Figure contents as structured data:
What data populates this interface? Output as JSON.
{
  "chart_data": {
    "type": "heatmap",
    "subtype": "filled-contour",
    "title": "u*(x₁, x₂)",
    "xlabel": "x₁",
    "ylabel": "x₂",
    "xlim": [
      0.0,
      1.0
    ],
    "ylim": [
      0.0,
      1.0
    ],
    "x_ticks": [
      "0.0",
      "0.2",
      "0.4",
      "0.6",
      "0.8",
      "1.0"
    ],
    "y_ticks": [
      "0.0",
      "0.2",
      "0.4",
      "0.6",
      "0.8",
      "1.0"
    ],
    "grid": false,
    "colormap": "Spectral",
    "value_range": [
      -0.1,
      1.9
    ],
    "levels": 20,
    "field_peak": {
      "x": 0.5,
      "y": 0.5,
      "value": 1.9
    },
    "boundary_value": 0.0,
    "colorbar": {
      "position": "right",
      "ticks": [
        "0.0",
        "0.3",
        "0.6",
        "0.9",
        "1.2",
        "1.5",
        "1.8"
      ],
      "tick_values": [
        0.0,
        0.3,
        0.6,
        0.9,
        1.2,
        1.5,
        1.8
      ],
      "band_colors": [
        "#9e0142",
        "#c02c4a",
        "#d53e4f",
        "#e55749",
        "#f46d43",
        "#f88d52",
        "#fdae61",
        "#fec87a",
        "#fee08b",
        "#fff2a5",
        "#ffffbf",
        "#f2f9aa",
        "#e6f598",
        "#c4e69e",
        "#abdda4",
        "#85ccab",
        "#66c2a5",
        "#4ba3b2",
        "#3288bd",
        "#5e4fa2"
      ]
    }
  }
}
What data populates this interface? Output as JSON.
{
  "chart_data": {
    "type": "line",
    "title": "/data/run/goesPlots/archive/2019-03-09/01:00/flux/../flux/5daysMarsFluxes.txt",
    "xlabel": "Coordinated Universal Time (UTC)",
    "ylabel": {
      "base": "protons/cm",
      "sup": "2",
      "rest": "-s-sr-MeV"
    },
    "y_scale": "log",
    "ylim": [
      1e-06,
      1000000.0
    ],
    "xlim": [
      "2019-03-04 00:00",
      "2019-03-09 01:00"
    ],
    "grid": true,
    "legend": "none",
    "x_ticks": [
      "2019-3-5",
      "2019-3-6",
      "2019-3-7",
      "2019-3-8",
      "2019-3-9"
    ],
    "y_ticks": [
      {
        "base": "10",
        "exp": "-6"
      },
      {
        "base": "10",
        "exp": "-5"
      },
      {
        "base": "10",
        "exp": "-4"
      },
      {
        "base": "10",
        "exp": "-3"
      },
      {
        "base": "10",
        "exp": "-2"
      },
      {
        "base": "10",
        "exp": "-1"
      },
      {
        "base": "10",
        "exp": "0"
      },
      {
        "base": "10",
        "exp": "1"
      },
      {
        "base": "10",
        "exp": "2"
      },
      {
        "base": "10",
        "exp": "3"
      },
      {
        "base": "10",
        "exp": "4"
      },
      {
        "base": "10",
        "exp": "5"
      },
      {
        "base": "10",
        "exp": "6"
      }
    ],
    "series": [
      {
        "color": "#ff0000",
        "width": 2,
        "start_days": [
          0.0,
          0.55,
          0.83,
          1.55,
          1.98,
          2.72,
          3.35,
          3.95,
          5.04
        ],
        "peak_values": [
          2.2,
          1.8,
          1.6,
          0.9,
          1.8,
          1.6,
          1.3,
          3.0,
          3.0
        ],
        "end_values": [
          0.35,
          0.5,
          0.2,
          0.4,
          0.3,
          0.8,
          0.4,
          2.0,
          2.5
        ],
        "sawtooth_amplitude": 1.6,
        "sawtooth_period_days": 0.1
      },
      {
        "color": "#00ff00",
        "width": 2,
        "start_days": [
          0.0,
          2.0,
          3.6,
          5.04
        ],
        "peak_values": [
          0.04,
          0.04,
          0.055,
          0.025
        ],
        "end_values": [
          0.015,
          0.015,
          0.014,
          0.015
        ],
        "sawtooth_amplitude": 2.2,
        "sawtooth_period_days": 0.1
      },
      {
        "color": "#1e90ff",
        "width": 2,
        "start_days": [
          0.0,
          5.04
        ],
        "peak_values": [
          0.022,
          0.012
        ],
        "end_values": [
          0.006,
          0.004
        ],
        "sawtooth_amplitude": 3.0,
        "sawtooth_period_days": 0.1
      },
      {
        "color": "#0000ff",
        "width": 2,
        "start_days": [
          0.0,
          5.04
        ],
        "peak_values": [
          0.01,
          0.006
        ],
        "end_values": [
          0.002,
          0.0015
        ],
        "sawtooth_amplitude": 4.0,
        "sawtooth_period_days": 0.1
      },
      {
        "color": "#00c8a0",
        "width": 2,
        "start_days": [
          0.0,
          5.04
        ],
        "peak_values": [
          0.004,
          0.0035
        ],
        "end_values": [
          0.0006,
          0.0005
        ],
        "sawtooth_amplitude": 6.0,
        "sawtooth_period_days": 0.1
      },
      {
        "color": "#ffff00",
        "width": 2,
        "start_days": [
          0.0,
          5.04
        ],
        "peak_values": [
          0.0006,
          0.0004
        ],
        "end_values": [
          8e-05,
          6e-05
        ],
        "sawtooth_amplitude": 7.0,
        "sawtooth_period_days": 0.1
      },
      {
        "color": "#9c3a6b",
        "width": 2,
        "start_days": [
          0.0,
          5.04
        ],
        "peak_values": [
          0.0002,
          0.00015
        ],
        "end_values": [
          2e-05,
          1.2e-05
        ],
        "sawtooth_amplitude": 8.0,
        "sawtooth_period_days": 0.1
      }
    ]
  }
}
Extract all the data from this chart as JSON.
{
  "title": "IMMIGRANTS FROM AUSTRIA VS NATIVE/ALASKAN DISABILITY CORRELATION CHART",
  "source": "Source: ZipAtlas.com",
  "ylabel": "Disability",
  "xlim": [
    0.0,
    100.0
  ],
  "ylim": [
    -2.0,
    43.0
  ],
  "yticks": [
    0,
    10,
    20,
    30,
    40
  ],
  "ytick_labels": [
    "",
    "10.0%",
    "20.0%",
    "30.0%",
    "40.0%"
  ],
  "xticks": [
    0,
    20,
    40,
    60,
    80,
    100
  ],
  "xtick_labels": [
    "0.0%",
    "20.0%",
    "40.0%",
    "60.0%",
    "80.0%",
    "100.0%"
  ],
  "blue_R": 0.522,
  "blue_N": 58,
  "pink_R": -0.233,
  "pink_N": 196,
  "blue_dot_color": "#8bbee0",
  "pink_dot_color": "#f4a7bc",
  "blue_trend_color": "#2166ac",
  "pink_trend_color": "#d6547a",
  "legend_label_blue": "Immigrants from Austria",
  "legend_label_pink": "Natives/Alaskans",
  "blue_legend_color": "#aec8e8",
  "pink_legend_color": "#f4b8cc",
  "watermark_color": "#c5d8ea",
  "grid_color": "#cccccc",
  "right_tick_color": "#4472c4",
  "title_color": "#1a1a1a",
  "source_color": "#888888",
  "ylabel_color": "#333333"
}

## WORK TO BE COMPLETED
Repeat every line of the material exactly as given.

## EXPECTED ANSWER
What data populates this interface? Output as JSON.
{
  "chart_data": {
    "type": "heatmap",
    "subtype": "filled-contour",
    "title": "u*(x₁, x₂)",
    "xlabel": "x₁",
    "ylabel": "x₂",
    "xlim": [
      0.0,
      1.0
    ],
    "ylim": [
      0.0,
      1.0
    ],
    "x_ticks": [
      "0.0",
      "0.2",
      "0.4",
      "0.6",
      "0.8",
      "1.0"
    ],
    "y_ticks": [
      "0.0",
      "0.2",
      "0.4",
      "0.6",
      "0.8",
      "1.0"
    ],
    "grid": false,
    "colormap": "Spectral",
    "value_range": [
      -0.1,
      1.9
    ],
    "levels": 20,
    "field_peak": {
      "x": 0.5,
      "y": 0.5,
      "value": 1.9
    },
    "boundary_value": 0.0,
    "colorbar": {
      "position": "right",
      "ticks": [
        "0.0",
        "0.3",
        "0.6",
        "0.9",
        "1.2",
        "1.5",
        "1.8"
      ],
      "tick_values": [
        0.0,
        0.3,
        0.6,
        0.9,
        1.2,
        1.5,
        1.8
      ],
      "band_colors": [
        "#9e0142",
        "#c02c4a",
        "#d53e4f",
        "#e55749",
        "#f46d43",
        "#f88d52",
        "#fdae61",
        "#fec87a",
        "#fee08b",
        "#fff2a5",
        "#ffffbf",
        "#f2f9aa",
        "#e6f598",
        "#c4e69e",
        "#abdda4",
        "#85ccab",
        "#66c2a5",
        "#4ba3b2",
        "#3288bd",
        "#5e4fa2"
      ]
    }
  }
}
What data populates this interface? Output as JSON.
{
  "chart_data": {
    "type": "line",
    "title": "/data/run/goesPlots/archive/2019-03-09/01:00/flux/../flux/5daysMarsFluxes.txt",
    "xlabel": "Coordinated Universal Time (UTC)",
    "ylabel": {
      "base": "protons/cm",
      "sup": "2",
      "rest": "-s-sr-MeV"
    },
    "y_scale": "log",
    "ylim": [
      1e-06,
      1000000.0
    ],
    "xlim": [
      "2019-03-04 00:00",
      "2019-03-09 01:00"
    ],
    "grid": true,
    "legend": "none",
    "x_ticks": [
      "2019-3-5",
      "2019-3-6",
      "2019-3-7",
      "2019-3-8",
      "2019-3-9"
    ],
    "y_ticks": [
      {
        "base": "10",
        "exp": "-6"
      },
      {
        "base": "10",
        "exp": "-5"
      },
      {
        "base": "10",
        "exp": "-4"
      },
      {
        "base": "10",
        "exp": "-3"
      },
      {
        "base": "10",
        "exp": "-2"
      },
      {
        "base": "10",
        "exp": "-1"
      },
      {
        "base": "10",
        "exp": "0"
      },
      {
        "base": "10",
        "exp": "1"
      },
      {
        "base": "10",
        "exp": "2"
      },
      {
        "base": "10",
        "exp": "3"
      },
      {
        "base": "10",
        "exp": "4"
      },
      {
        "base": "10",
        "exp": "5"
      },
      {
        "base": "10",
        "exp": "6"
      }
    ],
    "series": [
      {
        "color": "#ff0000",
        "width": 2,
        "start_days": [
          0.0,
          0.55,
          0.83,
          1.55,
          1.98,
          2.72,
          3.35,
          3.95,
          5.04
        ],
        "peak_values": [
          2.2,
          1.8,
          1.6,
          0.9,
          1.8,
          1.6,
          1.3,
          3.0,
          3.0
        ],
        "end_values": [
          0.35,
          0.5,
          0.2,
          0.4,
          0.3,
          0.8,
          0.4,
          2.0,
          2.5
        ],
        "sawtooth_amplitude": 1.6,
        "sawtooth_period_days": 0.1
      },
      {
        "color": "#00ff00",
        "width": 2,
        "start_days": [
          0.0,
          2.0,
          3.6,
          5.04
        ],
        "peak_values": [
          0.04,
          0.04,
          0.055,
          0.025
        ],
        "end_values": [
          0.015,
          0.015,
          0.014,
          0.015
        ],
        "sawtooth_amplitude": 2.2,
        "sawtooth_period_days": 0.1
      },
      {
        "color": "#1e90ff",
        "width": 2,
        "start_days": [
          0.0,
          5.04
        ],
        "peak_values": [
          0.022,
          0.012
        ],
        "end_values": [
          0.006,
          0.004
        ],
        "sawtooth_amplitude": 3.0,
        "sawtooth_period_days": 0.1
      },
      {
        "color": "#0000ff",
        "width": 2,
        "start_days": [
          0.0,
          5.04
        ],
        "peak_values": [
          0.01,
          0.006
        ],
        "end_values": [
          0.002,
          0.0015
        ],
        "sawtooth_amplitude": 4.0,
        "sawtooth_period_days": 0.1
      },
      {
        "color": "#00c8a0",
        "width": 2,
        "start_days": [
          0.0,
          5.04
        ],
        "peak_values": [
          0.004,
          0.0035
        ],
        "end_values": [
          0.0006,
          0.0005
        ],
        "sawtooth_amplitude": 6.0,
        "sawtooth_period_days": 0.1
      },
      {
        "color": "#ffff00",
        "width": 2,
        "start_days": [
          0.0,
          5.04
        ],
        "peak_values": [
          0.0006,
          0.0004
        ],
        "end_values": [
          8e-05,
          6e-05
        ],
        "sawtooth_amplitude": 7.0,
        "sawtooth_period_days": 0.1
      },
      {
        "color": "#9c3a6b",
        "width": 2,
        "start_days": [
          0.0,
          5.04
        ],
        "peak_values": [
          0.0002,
          0.00015
        ],
        "end_values": [
          2e-05,
          1.2e-05
        ],
        "sawtooth_amplitude": 8.0,
        "sawtooth_period_days": 0.1
      }
    ]
  }
}
Extract all the data from this chart as JSON.
{
  "title": "IMMIGRANTS FROM AUSTRIA VS NATIVE/ALASKAN DISABILITY CORRELATION CHART",
  "source": "Source: ZipAtlas.com",
  "ylabel": "Disability",
  "xlim": [
    0.0,
    100.0
  ],
  "ylim": [
    -2.0,
    43.0
  ],
  "yticks": [
    0,
    10,
    20,
    30,
    40
  ],
  "ytick_labels": [
    "",
    "10.0%",
    "20.0%",
    "30.0%",
    "40.0%"
  ],
  "xticks": [
    0,
    20,
    40,
    60,
    80,
    100
  ],
  "xtick_labels": [
    "0.0%",
    "20.0%",
    "40.0%",
    "60.0%",
    "80.0%",
    "100.0%"
  ],
  "blue_R": 0.522,
  "blue_N": 58,
  "pink_R": -0.233,
  "pink_N": 196,
  "blue_dot_color": "#8bbee0",
  "pink_dot_color": "#f4a7bc",
  "blue_trend_color": "#2166ac",
  "pink_trend_color": "#d6547a",
  "legend_label_blue": "Immigrants from Austria",
  "legend_label_pink": "Natives/Alaskans",
  "blue_legend_color": "#aec8e8",
  "pink_legend_color": "#f4b8cc",
  "watermark_color": "#c5d8ea",
  "grid_color": "#cccccc",
  "right_tick_color": "#4472c4",
  "title_color": "#1a1a1a",
  "source_color": "#888888",
  "ylabel_color": "#333333"
}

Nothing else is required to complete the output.